> [WRITTEN INSTRUCTION] Quote the listing below in its entirety, omitting every image.

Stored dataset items
◇ ◇ ◇ ◇ ◇

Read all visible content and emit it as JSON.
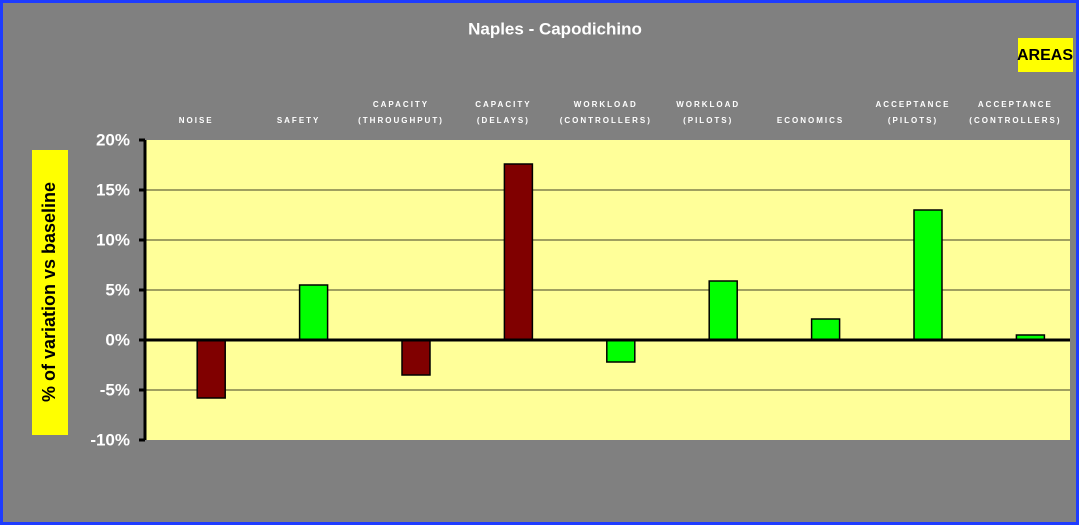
{
  "chart_data": {
    "type": "bar",
    "title": "Naples - Capodichino",
    "legend_title": "AREAS",
    "y_label": "% of variation vs baseline",
    "categories": [
      [
        "NOISE"
      ],
      [
        "SAFETY"
      ],
      [
        "CAPACITY",
        "(THROUGHPUT)"
      ],
      [
        "CAPACITY",
        "(DELAYS)"
      ],
      [
        "WORKLOAD",
        "(CONTROLLERS)"
      ],
      [
        "WORKLOAD",
        "(PILOTS)"
      ],
      [
        "ECONOMICS"
      ],
      [
        "ACCEPTANCE",
        "(PILOTS)"
      ],
      [
        "ACCEPTANCE",
        "(CONTROLLERS)"
      ]
    ],
    "values": [
      -5.8,
      5.5,
      -3.5,
      17.6,
      -2.2,
      5.9,
      2.1,
      13.0,
      0.5
    ],
    "colors": [
      "#800000",
      "#00ff00",
      "#800000",
      "#800000",
      "#00ff00",
      "#00ff00",
      "#00ff00",
      "#00ff00",
      "#00ff00"
    ],
    "ylim": [
      -10,
      20
    ],
    "yticks": [
      {
        "value": -10,
        "label": "-10%"
      },
      {
        "value": -5,
        "label": "-5%"
      },
      {
        "value": 0,
        "label": "0%"
      },
      {
        "value": 5,
        "label": "5%"
      },
      {
        "value": 10,
        "label": "10%"
      },
      {
        "value": 15,
        "label": "15%"
      },
      {
        "value": 20,
        "label": "20%"
      }
    ],
    "grid": true
  }
}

◇ ◇ ◇ ◇ ◇

> [COMPLETED TASK]
Read all visible content and emit it as JSON.
{
  "chart_data": {
    "type": "bar",
    "title": "Naples - Capodichino",
    "legend_title": "AREAS",
    "y_label": "% of variation vs baseline",
    "categories": [
      [
        "NOISE"
      ],
      [
        "SAFETY"
      ],
      [
        "CAPACITY",
        "(THROUGHPUT)"
      ],
      [
        "CAPACITY",
        "(DELAYS)"
      ],
      [
        "WORKLOAD",
        "(CONTROLLERS)"
      ],
      [
        "WORKLOAD",
        "(PILOTS)"
      ],
      [
        "ECONOMICS"
      ],
      [
        "ACCEPTANCE",
        "(PILOTS)"
      ],
      [
        "ACCEPTANCE",
        "(CONTROLLERS)"
      ]
    ],
    "values": [
      -5.8,
      5.5,
      -3.5,
      17.6,
      -2.2,
      5.9,
      2.1,
      13.0,
      0.5
    ],
    "colors": [
      "#800000",
      "#00ff00",
      "#800000",
      "#800000",
      "#00ff00",
      "#00ff00",
      "#00ff00",
      "#00ff00",
      "#00ff00"
    ],
    "ylim": [
      -10,
      20
    ],
    "yticks": [
      {
        "value": -10,
        "label": "-10%"
      },
      {
        "value": -5,
        "label": "-5%"
      },
      {
        "value": 0,
        "label": "0%"
      },
      {
        "value": 5,
        "label": "5%"
      },
      {
        "value": 10,
        "label": "10%"
      },
      {
        "value": 15,
        "label": "15%"
      },
      {
        "value": 20,
        "label": "20%"
      }
    ],
    "grid": true
  }
}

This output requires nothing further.